─── Input data ───
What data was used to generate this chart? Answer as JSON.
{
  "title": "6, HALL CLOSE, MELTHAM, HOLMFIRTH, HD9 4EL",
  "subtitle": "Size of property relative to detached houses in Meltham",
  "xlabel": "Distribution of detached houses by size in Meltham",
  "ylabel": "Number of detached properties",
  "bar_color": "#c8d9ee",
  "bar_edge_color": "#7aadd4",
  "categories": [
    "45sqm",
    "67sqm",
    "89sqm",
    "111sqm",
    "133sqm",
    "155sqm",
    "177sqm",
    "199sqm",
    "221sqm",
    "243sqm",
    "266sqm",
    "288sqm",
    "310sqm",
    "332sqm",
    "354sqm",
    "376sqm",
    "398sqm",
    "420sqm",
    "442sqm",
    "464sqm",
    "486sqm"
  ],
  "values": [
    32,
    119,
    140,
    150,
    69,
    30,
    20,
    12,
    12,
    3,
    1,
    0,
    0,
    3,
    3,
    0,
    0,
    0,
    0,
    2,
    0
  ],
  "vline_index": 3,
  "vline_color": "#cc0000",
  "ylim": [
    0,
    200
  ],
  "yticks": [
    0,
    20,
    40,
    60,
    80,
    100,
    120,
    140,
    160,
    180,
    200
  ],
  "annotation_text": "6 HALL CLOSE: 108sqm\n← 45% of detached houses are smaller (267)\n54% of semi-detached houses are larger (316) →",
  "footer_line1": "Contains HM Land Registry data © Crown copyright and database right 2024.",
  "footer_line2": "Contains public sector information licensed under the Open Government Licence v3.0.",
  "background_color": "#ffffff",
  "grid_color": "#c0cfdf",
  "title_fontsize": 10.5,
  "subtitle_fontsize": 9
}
───
> **What needs to be done**
Above are the records; retype every one exactly.

> **Full answer**
What data was used to generate this chart? Answer as JSON.
{
  "title": "6, HALL CLOSE, MELTHAM, HOLMFIRTH, HD9 4EL",
  "subtitle": "Size of property relative to detached houses in Meltham",
  "xlabel": "Distribution of detached houses by size in Meltham",
  "ylabel": "Number of detached properties",
  "bar_color": "#c8d9ee",
  "bar_edge_color": "#7aadd4",
  "categories": [
    "45sqm",
    "67sqm",
    "89sqm",
    "111sqm",
    "133sqm",
    "155sqm",
    "177sqm",
    "199sqm",
    "221sqm",
    "243sqm",
    "266sqm",
    "288sqm",
    "310sqm",
    "332sqm",
    "354sqm",
    "376sqm",
    "398sqm",
    "420sqm",
    "442sqm",
    "464sqm",
    "486sqm"
  ],
  "values": [
    32,
    119,
    140,
    150,
    69,
    30,
    20,
    12,
    12,
    3,
    1,
    0,
    0,
    3,
    3,
    0,
    0,
    0,
    0,
    2,
    0
  ],
  "vline_index": 3,
  "vline_color": "#cc0000",
  "ylim": [
    0,
    200
  ],
  "yticks": [
    0,
    20,
    40,
    60,
    80,
    100,
    120,
    140,
    160,
    180,
    200
  ],
  "annotation_text": "6 HALL CLOSE: 108sqm\n← 45% of detached houses are smaller (267)\n54% of semi-detached houses are larger (316) →",
  "footer_line1": "Contains HM Land Registry data © Crown copyright and database right 2024.",
  "footer_line2": "Contains public sector information licensed under the Open Government Licence v3.0.",
  "background_color": "#ffffff",
  "grid_color": "#c0cfdf",
  "title_fontsize": 10.5,
  "subtitle_fontsize": 9
}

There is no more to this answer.